__Set exercise__:
Copy each line below that includes "Print".

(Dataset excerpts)
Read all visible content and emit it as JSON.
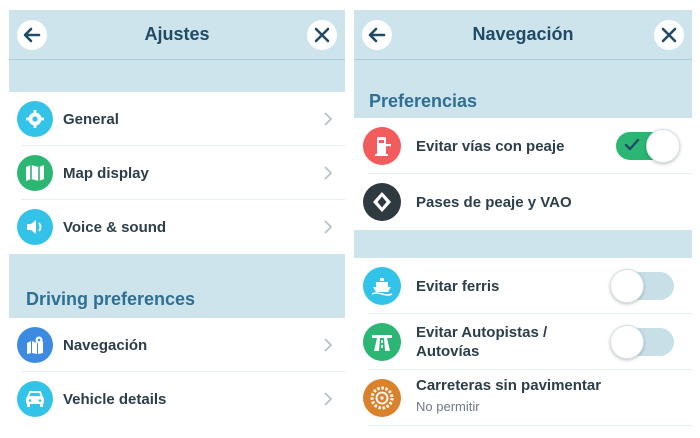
{
  "left_panel": {
    "title": "Ajustes",
    "items": [
      {
        "label": "General",
        "icon": "gear-icon",
        "color": "#33c3e8"
      },
      {
        "label": "Map display",
        "icon": "map-icon",
        "color": "#2bb673"
      },
      {
        "label": "Voice & sound",
        "icon": "speaker-icon",
        "color": "#33c3e8"
      }
    ],
    "section_title": "Driving preferences",
    "driving_items": [
      {
        "label": "Navegación",
        "icon": "navigation-map-icon",
        "color": "#3d8be0"
      },
      {
        "label": "Vehicle details",
        "icon": "car-icon",
        "color": "#33c3e8"
      }
    ]
  },
  "right_panel": {
    "title": "Navegación",
    "section_title": "Preferencias",
    "items": [
      {
        "label": "Evitar vías con peaje",
        "icon": "toll-icon",
        "color": "#f25c5c",
        "toggle": true
      },
      {
        "label": "Pases de peaje y VAO",
        "icon": "diamond-icon",
        "color": "#2f3a40"
      }
    ],
    "avoid_items": [
      {
        "label": "Evitar ferris",
        "icon": "ferry-icon",
        "color": "#33c3e8",
        "toggle": false
      },
      {
        "label_line1": "Evitar Autopistas /",
        "label_line2": "Autovías",
        "icon": "highway-icon",
        "color": "#2bb673",
        "toggle": false
      },
      {
        "label": "Carreteras sin pavimentar",
        "sublabel": "No permitir",
        "icon": "wheel-icon",
        "color": "#d9822b"
      }
    ]
  },
  "colors": {
    "header_bg": "#cde4ec",
    "title_text": "#1f4b66",
    "section_text": "#2e6f93",
    "toggle_on": "#2bb673",
    "toggle_off": "#c8dfe8"
  }
}
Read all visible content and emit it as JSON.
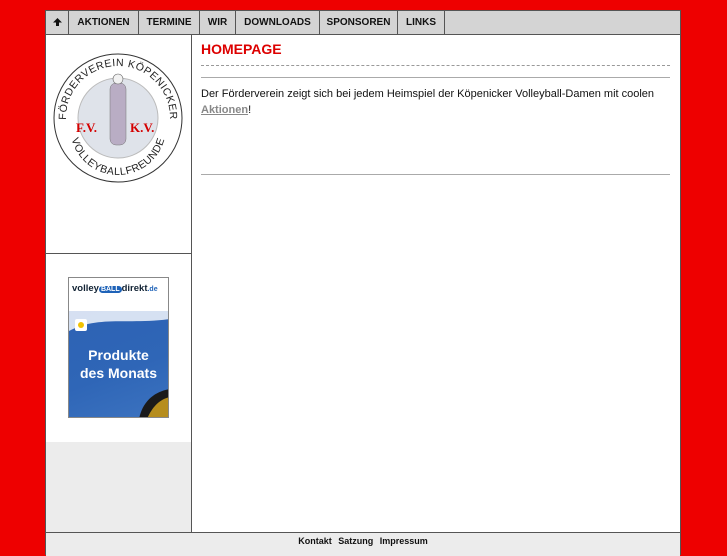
{
  "nav": {
    "home_icon": "up-arrow-icon",
    "items": [
      {
        "label": "AKTIONEN"
      },
      {
        "label": "TERMINE"
      },
      {
        "label": "WIR"
      },
      {
        "label": "DOWNLOADS"
      },
      {
        "label": "SPONSOREN"
      },
      {
        "label": "LINKS"
      }
    ]
  },
  "logo": {
    "arc_top": "FÖRDERVEREIN KÖPENICKER",
    "arc_bottom": "VOLLEYBALLFREUNDE",
    "initials_left": "F.V.",
    "initials_right": "K.V."
  },
  "banner": {
    "brand_prefix": "volley",
    "brand_pill": "BALL",
    "brand_suffix": "direkt",
    "brand_tld": ".de",
    "line1": "Produkte",
    "line2": "des Monats"
  },
  "main": {
    "title": "HOMEPAGE",
    "intro_text": "Der Förderverein zeigt sich bei jedem Heimspiel der Köpenicker Volleyball-Damen mit coolen ",
    "intro_link": "Aktionen",
    "intro_end": "!"
  },
  "footer": {
    "links": [
      {
        "label": "Kontakt"
      },
      {
        "label": "Satzung"
      },
      {
        "label": "Impressum"
      }
    ]
  },
  "colors": {
    "background": "#ee0000",
    "accent_title": "#dd0000",
    "nav_bg": "#d4d4d4",
    "banner_blue": "#2f66b7"
  }
}
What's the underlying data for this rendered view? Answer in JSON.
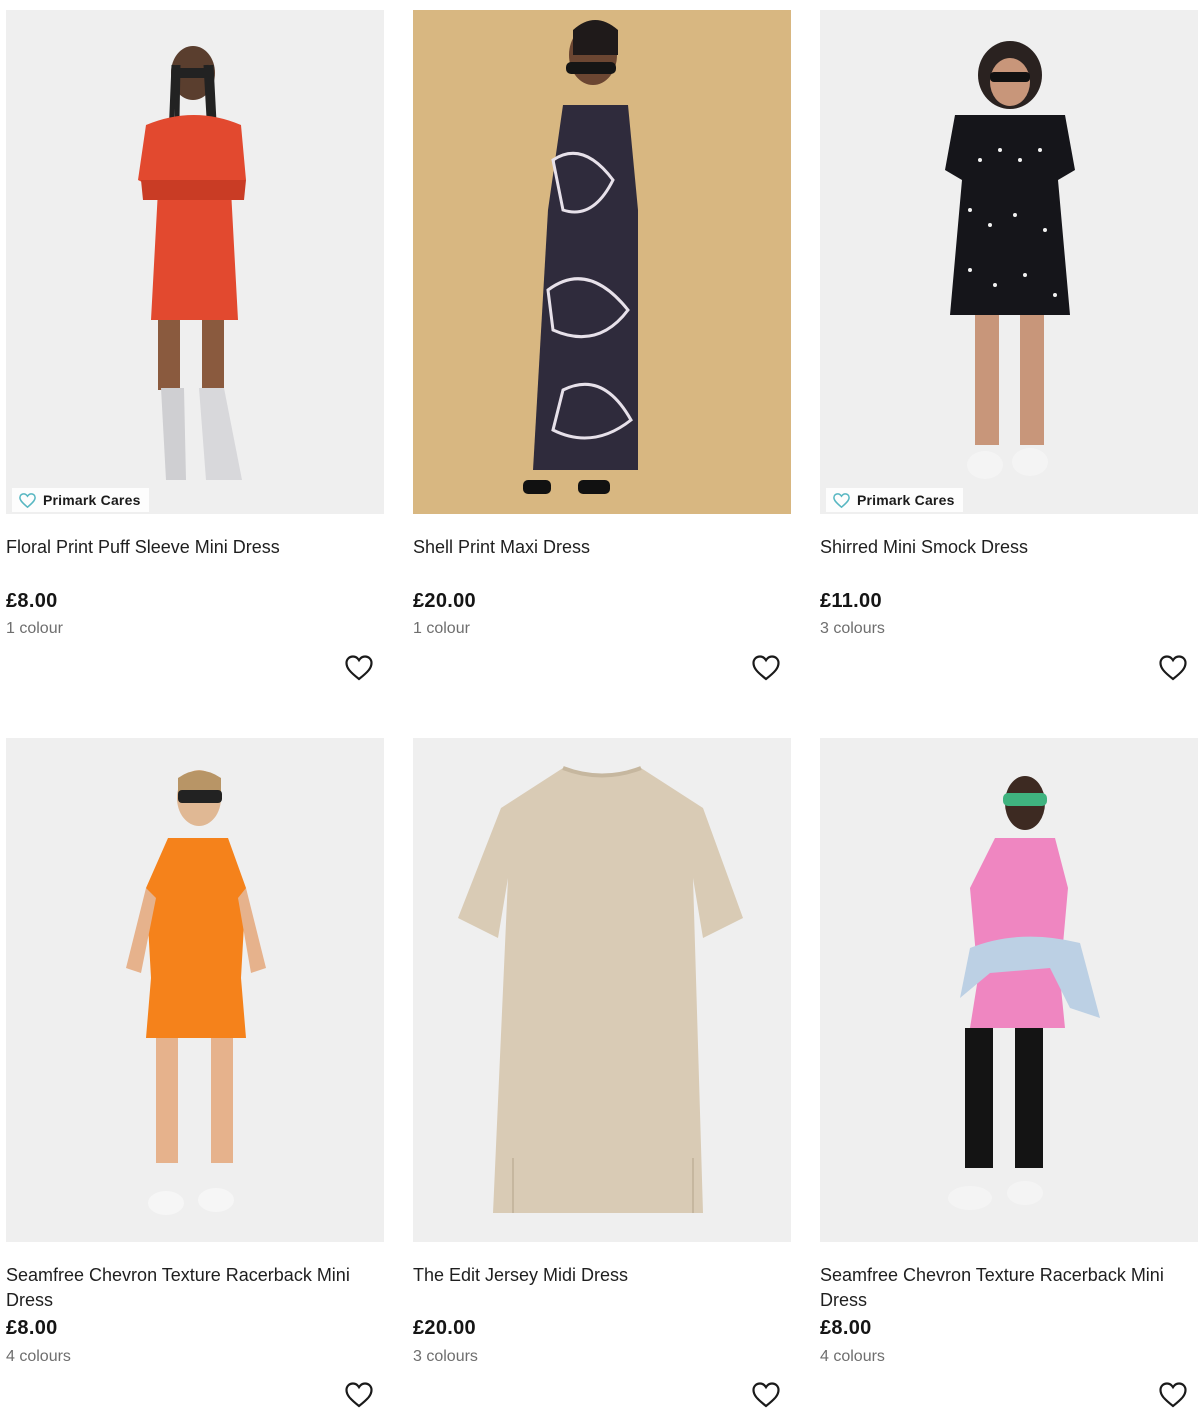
{
  "badge_label": "Primark Cares",
  "products": [
    {
      "title": "Floral Print Puff Sleeve Mini Dress",
      "price": "£8.00",
      "colours": "1 colour",
      "badge": true
    },
    {
      "title": "Shell Print Maxi Dress",
      "price": "£20.00",
      "colours": "1 colour",
      "badge": false
    },
    {
      "title": "Shirred Mini Smock Dress",
      "price": "£11.00",
      "colours": "3 colours",
      "badge": true
    },
    {
      "title": "Seamfree Chevron Texture Racerback Mini Dress",
      "price": "£8.00",
      "colours": "4 colours",
      "badge": false
    },
    {
      "title": "The Edit Jersey Midi Dress",
      "price": "£20.00",
      "colours": "3 colours",
      "badge": false
    },
    {
      "title": "Seamfree Chevron Texture Racerback Mini Dress",
      "price": "£8.00",
      "colours": "4 colours",
      "badge": false
    }
  ],
  "icons": {
    "wishlist": "heart-outline-icon",
    "badge": "heart-care-icon"
  },
  "colors": {
    "dress_red": "#e2492f",
    "dress_navy": "#2f2b3c",
    "dress_black": "#15151a",
    "dress_orange": "#f5821b",
    "dress_beige": "#d9cbb5",
    "dress_pink": "#ef86c1",
    "badge_accent": "#58b7c2",
    "studio_bg": "#efefef",
    "tan_bg": "#d8b781"
  }
}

__Result__:
      "title": "Floral Print Puff Sleeve Mini Dress",
      "title": "Shell Print Maxi Dress",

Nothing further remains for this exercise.